> 本文:
障害児学級では、子どもたちが自分から学習する、ということはまったく期待できませんでした。ですから、一つ一つ「どうやって接したら・どういう言葉で伝えたら、どういう教材を用意したら、つまりどう指導したらいいのか」をつねに考え、結果を予想し、だめなら手を変え・・の連続でした。

例えば、子どもたちに掃除をさせるのに、普通学級では、掃除箇所を配分して、道具を渡せば、とりあえず掃除をはじめます。でも障害児学級では、まったく異なります。

そんなこんだで悩んでいたときの話ですが、私はあるとき気づいたことがありました。それは、掃除には「ゴミ」が必要だということです。当たり前かも知れませんが、実はそうではないのです。

普通学級の子どもたちは、対象とするゴミがなくても箒で掃く・集める、という動作をしているのです。掃く・集める、という動作をするうちにゴミが集まってきて、それが「見える」ようになって、それからそれを塵取りですくい取る、という次の動作に移行するのですね。

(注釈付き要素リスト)
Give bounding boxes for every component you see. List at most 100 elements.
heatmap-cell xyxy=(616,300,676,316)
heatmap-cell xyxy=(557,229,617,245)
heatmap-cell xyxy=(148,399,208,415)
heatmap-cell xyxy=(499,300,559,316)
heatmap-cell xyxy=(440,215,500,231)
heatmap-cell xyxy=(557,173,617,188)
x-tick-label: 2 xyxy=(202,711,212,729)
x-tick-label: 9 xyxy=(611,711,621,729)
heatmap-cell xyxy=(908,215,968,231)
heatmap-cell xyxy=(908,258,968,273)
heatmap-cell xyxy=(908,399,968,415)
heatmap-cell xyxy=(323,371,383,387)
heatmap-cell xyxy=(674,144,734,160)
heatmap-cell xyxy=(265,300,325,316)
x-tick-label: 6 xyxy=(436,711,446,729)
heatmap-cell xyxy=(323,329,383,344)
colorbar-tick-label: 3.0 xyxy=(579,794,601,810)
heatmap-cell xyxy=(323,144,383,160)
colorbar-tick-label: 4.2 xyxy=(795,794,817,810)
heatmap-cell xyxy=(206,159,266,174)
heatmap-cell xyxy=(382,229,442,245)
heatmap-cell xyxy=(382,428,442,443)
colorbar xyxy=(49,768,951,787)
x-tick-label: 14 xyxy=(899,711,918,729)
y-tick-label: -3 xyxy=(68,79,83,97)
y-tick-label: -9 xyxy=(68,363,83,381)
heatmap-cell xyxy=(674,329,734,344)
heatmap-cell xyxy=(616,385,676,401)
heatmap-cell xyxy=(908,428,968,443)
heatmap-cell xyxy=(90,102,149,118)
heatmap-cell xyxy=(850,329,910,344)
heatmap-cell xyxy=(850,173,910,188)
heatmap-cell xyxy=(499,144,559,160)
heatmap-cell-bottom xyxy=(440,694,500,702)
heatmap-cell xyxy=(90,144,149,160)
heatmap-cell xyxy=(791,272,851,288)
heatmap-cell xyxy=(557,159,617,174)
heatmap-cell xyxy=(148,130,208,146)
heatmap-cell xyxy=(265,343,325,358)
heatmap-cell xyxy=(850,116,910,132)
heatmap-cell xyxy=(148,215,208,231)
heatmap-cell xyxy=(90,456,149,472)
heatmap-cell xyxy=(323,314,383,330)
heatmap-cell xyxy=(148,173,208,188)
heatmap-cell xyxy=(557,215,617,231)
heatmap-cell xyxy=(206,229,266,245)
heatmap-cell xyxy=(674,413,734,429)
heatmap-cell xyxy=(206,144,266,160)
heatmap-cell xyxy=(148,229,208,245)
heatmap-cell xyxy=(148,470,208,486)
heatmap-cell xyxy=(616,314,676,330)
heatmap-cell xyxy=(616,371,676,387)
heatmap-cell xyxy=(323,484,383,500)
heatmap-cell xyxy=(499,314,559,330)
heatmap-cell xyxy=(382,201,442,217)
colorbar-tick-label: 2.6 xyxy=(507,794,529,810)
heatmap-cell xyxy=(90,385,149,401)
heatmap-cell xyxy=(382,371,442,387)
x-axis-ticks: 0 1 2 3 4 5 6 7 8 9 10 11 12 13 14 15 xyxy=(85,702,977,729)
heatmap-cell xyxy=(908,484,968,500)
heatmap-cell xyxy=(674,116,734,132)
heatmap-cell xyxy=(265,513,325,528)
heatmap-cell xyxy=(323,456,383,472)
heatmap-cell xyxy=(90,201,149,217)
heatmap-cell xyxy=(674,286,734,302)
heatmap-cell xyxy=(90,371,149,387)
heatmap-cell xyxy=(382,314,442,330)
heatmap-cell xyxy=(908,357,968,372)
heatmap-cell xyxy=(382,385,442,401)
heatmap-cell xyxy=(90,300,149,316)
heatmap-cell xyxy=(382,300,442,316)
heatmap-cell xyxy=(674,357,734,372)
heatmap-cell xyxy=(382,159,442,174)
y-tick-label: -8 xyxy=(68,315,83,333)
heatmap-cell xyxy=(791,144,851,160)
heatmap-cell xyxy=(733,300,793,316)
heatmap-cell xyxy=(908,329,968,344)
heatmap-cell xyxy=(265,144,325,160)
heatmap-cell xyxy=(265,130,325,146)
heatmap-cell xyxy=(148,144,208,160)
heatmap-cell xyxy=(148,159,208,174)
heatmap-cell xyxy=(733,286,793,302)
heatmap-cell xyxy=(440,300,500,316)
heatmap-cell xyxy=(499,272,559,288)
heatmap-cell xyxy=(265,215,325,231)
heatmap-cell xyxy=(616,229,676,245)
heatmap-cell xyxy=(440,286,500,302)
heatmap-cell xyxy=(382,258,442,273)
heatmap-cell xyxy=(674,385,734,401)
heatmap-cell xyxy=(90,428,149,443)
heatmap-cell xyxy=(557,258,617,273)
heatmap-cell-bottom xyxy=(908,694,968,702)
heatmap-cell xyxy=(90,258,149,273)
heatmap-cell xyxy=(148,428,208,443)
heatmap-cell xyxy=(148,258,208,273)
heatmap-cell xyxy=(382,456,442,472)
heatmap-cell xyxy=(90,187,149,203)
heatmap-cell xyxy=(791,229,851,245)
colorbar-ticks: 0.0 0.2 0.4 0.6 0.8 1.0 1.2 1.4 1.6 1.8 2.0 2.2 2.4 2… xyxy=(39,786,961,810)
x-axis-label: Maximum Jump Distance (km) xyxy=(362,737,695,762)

> やること:
1: 障害児学級の掃除についての文章で、筆者が掃除に必要だと気づいたものは何ですか。
2: 障害児学級の掃除についての文章のうち、「障害児学級では、子どもたちが」から「が、実はそうではないのです。」までの部分をそのまま繰り返してください。
3: 障害児学級の掃除についての文章を、最後の文の後から書き進めてください。

> 結果:
1: 「ゴミ」です。

2:
障害児学級では、子どもたちが自分から学習する、ということはまったく期待できませんでした。ですから、一つ一つ「どうやって接したら・どういう言葉で伝えたら、どういう教材を用意したら、つまりどう指導したらいいのか」をつねに考え、結果を予想し、だめなら手を変え・・の連続でした。

例えば、子どもたちに掃除をさせるのに、普通学級では、掃除箇所を配分して、道具を渡せば、とりあえず掃除をはじめます。でも障害児学級では、まったく異なります。

そんなこんだで悩んでいたときの話ですが、私はあるとき気づいたことがありました。それは、掃除には「ゴミ」が必要だということです。当たり前かも知れませんが、実はそうではないのです。

3:
つまり、普通学級の子どもたちは、過去の体験からそこに目に見えないゴミがあり、それは集めるうちにしだいによく見え、そして「あーこんなに汚れていたのかー」となるのです。おそらく私たちの日常でも同じかもしれません。

ところが障害児学級の子どもたちは、何らかの障害故に、そういう体験的認識も身体的運動能力も育っていません。なので私は、あるときから、掃除をはじめる前にわざとゴミを「見える化」する、つまり、わざと大きめのゴミをちらかしてから、掃除をさせるということを実験的にやってみました。

するとその見える化してあるゴミに箒の先を持っていき、なんとか「掃く」という動作を、担任の動作の真似をしながら行いはじめるのです。実際にきれいにするかどうかは問題ではなく、そういう動きをするかどうかが評価の分かれ目です。

すなわち、障害児学級では、なにもかもが意識的に・実験的に・予想しながら働きかける(教える・指導する)が常態でしたので、こどもたちの活動に進展が見られなければ、それは「こちら側の問題」でしかありませんでした。つまり、子どもたちは「指導しなければまったく動かない」のです。それが当たり前なのです。子どもたちはそのままではできないことがたくさんある、というのは大前提でした。ですから「できるかできないか」は関わるこちら側(教師)の問題でしかない、という認識だったのです。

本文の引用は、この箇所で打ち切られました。